## Material provided
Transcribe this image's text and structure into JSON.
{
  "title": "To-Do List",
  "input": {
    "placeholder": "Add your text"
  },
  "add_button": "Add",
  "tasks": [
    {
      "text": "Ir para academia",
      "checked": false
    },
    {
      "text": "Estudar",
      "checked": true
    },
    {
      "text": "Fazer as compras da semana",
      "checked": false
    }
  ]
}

## Stated exercise
Would you reproduce all the entries exactly?

## Answer to the exercise
Transcribe this image's text and structure into JSON.
{
  "title": "To-Do List",
  "input": {
    "placeholder": "Add your text"
  },
  "add_button": "Add",
  "tasks": [
    {
      "text": "Ir para academia",
      "checked": false
    },
    {
      "text": "Estudar",
      "checked": true
    },
    {
      "text": "Fazer as compras da semana",
      "checked": false
    }
  ]
}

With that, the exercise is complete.